** WHAT IS BEING ASKED **
Repeat the data verbatim.
● ● ● ● ● ● ●
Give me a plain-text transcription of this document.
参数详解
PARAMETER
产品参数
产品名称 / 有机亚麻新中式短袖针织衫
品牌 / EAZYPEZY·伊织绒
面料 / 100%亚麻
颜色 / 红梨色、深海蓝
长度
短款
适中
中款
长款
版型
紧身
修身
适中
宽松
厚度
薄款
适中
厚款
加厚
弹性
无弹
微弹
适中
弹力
● ● ● ● ● ● ●
** RESULT **
Give me a plain-text transcription of this document.
参数详解
PARAMETER
产品参数
产品名称 / 有机亚麻新中式短袖针织衫
品牌 / EAZYPEZY·伊织绒
面料 / 100%亚麻
颜色 / 红梨色、深海蓝
长度
短款
适中
中款
长款
版型
紧身
修身
适中
宽松
厚度
薄款
适中
厚款
加厚
弹性
无弹
微弹
适中
弹力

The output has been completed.